» Record set:

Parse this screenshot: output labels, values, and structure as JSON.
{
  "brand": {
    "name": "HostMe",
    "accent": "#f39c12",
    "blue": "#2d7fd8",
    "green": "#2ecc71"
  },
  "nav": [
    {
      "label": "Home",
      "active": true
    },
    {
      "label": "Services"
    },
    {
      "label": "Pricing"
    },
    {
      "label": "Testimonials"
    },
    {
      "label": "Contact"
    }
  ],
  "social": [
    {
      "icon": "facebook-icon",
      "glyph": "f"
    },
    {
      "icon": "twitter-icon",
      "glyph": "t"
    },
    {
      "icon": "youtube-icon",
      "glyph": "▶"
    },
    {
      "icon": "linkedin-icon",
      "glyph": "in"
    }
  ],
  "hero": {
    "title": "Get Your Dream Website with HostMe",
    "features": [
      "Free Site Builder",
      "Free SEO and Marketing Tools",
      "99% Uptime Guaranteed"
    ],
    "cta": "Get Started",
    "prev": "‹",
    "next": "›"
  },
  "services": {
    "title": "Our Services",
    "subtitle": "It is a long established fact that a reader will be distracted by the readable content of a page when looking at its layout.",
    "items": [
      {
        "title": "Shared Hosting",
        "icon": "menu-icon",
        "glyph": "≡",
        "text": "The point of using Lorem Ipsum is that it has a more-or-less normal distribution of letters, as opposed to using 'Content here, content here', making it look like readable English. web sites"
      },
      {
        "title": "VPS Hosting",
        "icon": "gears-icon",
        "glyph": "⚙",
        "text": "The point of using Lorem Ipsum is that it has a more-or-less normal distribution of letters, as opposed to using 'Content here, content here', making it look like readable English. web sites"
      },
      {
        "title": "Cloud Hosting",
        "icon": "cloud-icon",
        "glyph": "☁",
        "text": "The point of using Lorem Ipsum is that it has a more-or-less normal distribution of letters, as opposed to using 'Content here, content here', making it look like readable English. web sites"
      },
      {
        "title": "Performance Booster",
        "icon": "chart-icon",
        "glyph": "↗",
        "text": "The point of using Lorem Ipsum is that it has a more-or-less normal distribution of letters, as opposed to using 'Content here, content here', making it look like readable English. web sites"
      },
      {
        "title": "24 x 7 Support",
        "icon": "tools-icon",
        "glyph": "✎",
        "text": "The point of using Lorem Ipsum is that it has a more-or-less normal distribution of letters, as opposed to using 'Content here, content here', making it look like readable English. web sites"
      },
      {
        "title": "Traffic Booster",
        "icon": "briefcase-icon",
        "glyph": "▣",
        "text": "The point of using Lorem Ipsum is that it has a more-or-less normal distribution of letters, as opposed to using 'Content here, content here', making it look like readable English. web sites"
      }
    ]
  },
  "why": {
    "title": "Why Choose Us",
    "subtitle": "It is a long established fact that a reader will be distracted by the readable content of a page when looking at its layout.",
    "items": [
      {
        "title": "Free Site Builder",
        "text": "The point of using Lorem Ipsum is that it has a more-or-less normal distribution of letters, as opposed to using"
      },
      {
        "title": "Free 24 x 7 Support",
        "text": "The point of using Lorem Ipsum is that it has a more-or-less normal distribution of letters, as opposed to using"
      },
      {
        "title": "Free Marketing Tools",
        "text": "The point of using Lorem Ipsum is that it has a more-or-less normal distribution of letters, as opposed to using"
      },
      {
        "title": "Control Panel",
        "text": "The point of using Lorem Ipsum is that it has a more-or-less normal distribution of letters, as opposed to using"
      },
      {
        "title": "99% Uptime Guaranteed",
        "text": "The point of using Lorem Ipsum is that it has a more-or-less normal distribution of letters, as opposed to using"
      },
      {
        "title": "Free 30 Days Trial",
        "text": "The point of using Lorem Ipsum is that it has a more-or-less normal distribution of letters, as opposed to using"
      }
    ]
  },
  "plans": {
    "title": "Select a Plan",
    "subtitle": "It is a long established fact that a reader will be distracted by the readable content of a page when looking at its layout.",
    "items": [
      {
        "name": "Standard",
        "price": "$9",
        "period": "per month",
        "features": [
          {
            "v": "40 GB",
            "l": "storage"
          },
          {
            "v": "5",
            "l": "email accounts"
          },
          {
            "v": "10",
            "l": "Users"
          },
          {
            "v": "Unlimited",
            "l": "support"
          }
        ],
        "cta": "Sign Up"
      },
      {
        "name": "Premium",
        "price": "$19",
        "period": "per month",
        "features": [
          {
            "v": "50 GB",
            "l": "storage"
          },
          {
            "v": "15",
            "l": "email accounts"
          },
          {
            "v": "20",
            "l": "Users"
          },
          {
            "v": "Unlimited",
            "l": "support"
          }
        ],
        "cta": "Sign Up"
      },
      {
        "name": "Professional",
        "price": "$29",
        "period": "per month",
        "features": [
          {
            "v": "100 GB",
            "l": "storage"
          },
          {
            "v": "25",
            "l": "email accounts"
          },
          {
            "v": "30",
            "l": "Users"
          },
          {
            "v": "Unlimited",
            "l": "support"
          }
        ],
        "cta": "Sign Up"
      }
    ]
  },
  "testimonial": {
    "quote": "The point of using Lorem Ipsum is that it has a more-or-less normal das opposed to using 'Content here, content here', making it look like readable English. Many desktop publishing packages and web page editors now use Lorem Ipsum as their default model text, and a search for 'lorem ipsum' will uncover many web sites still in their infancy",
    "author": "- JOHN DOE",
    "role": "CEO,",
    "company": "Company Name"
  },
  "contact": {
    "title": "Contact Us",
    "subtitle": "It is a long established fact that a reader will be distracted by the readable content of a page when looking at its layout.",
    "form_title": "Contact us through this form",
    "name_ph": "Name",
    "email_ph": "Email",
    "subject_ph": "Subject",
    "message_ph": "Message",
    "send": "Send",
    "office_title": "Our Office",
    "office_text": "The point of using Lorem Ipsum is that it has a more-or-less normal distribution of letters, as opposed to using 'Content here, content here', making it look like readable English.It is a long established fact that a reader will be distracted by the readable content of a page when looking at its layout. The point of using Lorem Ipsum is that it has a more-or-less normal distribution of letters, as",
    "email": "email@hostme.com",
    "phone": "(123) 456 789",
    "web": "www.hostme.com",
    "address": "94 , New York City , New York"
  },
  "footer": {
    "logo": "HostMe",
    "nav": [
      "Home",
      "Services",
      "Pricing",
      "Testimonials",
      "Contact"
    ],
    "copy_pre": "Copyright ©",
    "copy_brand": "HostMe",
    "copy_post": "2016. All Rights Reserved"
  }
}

==

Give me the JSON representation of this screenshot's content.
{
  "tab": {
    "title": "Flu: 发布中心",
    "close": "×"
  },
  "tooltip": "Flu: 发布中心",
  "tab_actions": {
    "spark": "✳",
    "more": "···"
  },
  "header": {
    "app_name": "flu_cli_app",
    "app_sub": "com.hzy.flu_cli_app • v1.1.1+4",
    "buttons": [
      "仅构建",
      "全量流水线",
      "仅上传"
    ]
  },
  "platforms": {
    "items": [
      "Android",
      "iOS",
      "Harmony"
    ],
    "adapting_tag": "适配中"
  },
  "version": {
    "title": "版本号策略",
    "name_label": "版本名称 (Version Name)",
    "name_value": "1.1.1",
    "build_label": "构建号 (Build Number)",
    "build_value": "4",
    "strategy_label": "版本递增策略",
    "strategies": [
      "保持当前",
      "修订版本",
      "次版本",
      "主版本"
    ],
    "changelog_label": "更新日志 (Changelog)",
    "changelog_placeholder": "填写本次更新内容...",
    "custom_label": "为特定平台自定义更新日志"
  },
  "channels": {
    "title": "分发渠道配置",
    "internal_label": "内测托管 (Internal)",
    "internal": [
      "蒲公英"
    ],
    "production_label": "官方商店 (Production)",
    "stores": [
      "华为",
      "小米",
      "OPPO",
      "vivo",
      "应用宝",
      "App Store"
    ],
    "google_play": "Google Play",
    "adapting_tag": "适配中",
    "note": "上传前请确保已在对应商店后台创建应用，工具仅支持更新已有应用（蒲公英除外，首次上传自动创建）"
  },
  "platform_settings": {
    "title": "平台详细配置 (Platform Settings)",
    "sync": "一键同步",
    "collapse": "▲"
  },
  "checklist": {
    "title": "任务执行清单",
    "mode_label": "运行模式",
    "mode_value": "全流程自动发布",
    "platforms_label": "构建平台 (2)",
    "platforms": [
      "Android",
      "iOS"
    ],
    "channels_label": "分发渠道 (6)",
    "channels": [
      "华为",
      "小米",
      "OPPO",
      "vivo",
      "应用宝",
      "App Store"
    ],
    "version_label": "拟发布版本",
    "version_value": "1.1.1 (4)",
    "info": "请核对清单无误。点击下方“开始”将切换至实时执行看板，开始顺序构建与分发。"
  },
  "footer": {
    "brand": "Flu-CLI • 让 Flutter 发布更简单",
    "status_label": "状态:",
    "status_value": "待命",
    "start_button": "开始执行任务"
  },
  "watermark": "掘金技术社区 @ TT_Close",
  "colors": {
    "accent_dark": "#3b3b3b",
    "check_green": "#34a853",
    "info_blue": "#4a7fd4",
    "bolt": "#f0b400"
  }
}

...

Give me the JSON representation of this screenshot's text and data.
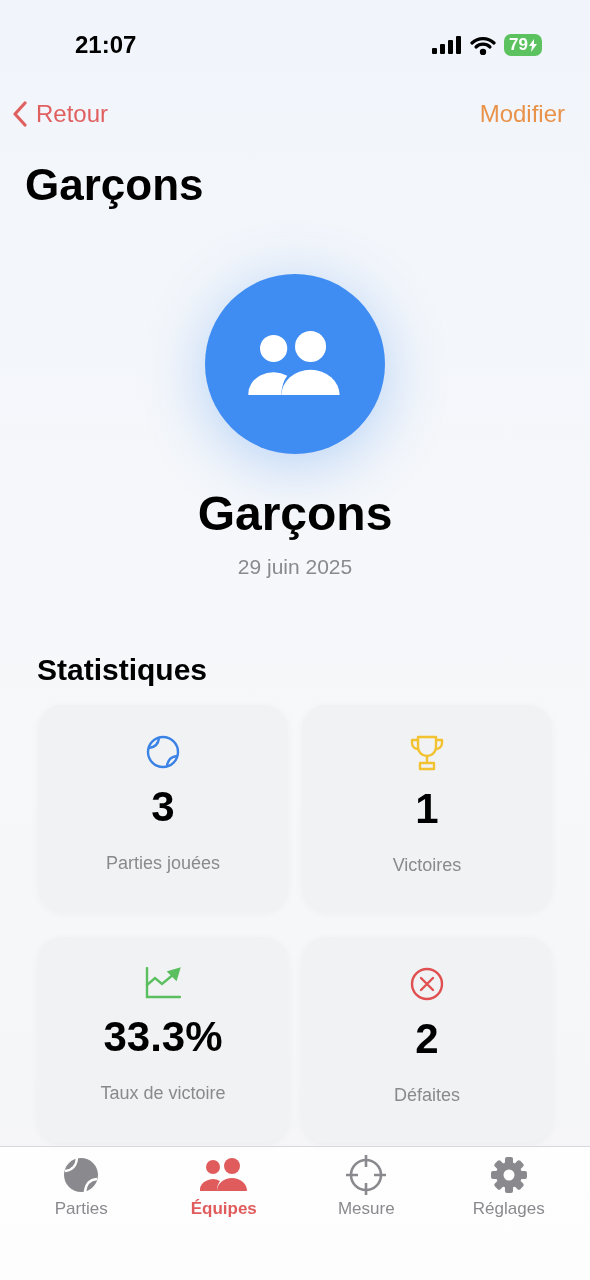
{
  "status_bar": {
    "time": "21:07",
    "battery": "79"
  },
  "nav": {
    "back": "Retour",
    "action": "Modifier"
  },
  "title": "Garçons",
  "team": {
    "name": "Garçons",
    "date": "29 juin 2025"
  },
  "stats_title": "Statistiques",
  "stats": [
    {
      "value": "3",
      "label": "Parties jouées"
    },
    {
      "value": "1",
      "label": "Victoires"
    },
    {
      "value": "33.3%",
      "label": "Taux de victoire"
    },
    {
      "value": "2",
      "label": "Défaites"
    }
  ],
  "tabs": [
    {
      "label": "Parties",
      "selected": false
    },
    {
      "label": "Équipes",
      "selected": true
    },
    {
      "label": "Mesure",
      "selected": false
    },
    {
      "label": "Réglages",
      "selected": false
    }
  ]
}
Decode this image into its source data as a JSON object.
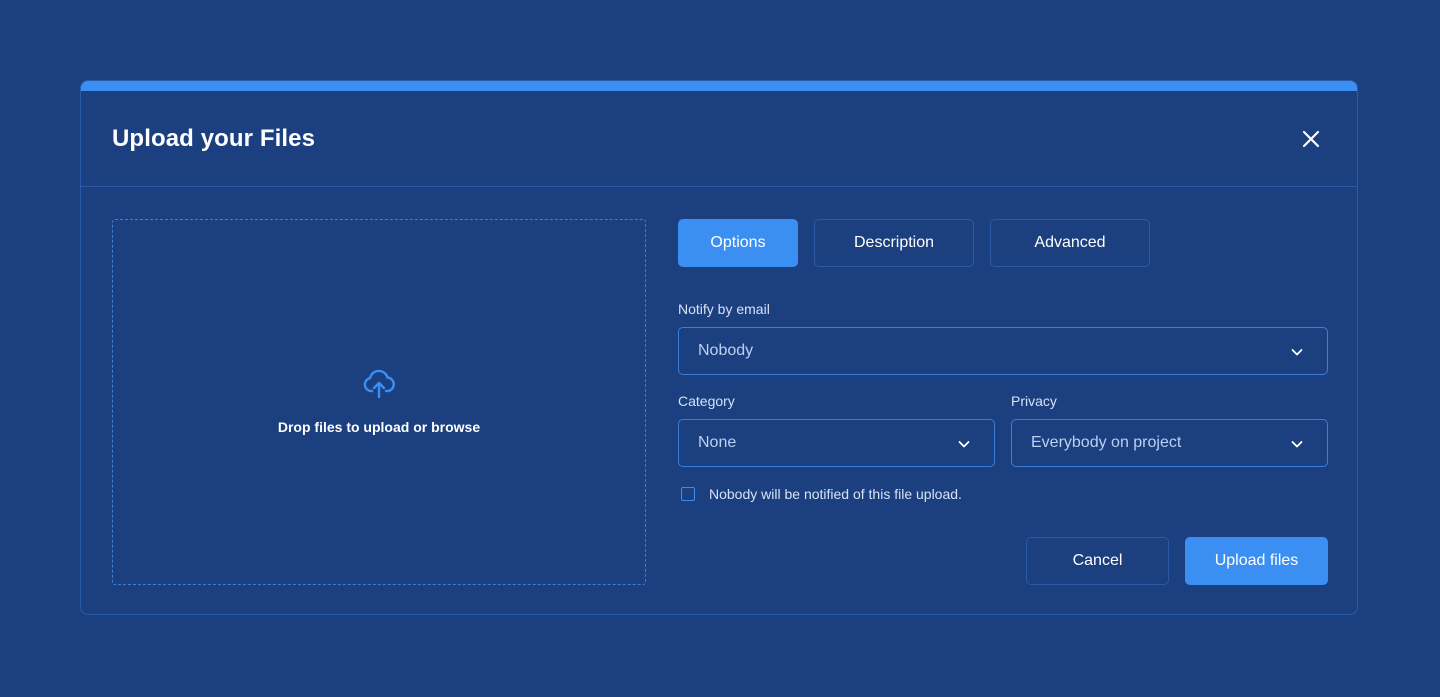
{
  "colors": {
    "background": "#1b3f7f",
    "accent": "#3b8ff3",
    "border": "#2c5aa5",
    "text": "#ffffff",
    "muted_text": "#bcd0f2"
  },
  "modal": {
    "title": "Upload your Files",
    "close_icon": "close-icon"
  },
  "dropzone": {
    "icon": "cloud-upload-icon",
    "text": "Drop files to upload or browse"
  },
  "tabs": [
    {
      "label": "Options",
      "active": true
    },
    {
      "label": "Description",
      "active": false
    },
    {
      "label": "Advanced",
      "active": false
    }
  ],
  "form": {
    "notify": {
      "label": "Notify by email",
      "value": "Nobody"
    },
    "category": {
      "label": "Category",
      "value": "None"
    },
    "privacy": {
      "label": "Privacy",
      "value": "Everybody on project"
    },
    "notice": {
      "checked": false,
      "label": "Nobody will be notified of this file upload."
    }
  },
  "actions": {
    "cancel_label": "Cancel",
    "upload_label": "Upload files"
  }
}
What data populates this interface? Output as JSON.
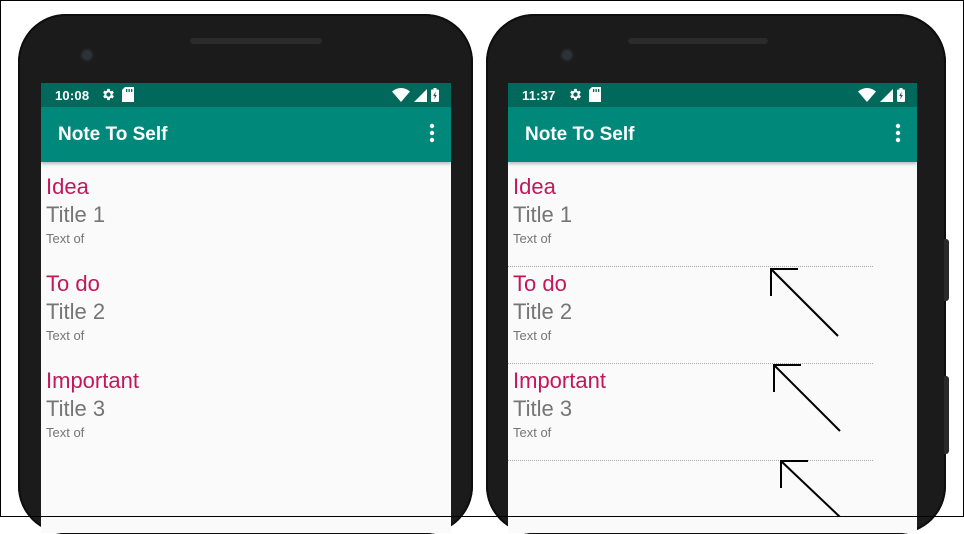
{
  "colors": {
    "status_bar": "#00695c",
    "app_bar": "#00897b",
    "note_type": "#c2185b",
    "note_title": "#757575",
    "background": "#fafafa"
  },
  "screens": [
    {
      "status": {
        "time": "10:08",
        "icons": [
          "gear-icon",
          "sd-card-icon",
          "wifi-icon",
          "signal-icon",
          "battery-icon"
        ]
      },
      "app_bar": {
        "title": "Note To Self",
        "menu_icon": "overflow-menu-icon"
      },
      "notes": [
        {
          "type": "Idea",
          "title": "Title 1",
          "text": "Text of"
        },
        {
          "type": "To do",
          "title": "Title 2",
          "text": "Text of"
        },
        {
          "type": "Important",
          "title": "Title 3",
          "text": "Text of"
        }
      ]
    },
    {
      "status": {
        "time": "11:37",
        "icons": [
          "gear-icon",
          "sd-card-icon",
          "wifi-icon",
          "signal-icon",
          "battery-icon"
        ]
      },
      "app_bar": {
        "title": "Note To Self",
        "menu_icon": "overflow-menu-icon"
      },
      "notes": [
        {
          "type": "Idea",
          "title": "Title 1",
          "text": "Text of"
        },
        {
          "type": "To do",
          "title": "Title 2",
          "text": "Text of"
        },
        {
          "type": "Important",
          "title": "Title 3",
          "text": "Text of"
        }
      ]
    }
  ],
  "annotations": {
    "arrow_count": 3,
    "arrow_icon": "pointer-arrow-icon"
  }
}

» Work required: Copy every single line of the material above that holds "Free".

» Reply:
      "Free Site Builder",
      "Free SEO and Marketing Tools",
        "title": "Free Site Builder",
        "title": "Free 24 x 7 Support",
        "title": "Free Marketing Tools",
        "title": "Free 30 Days Trial",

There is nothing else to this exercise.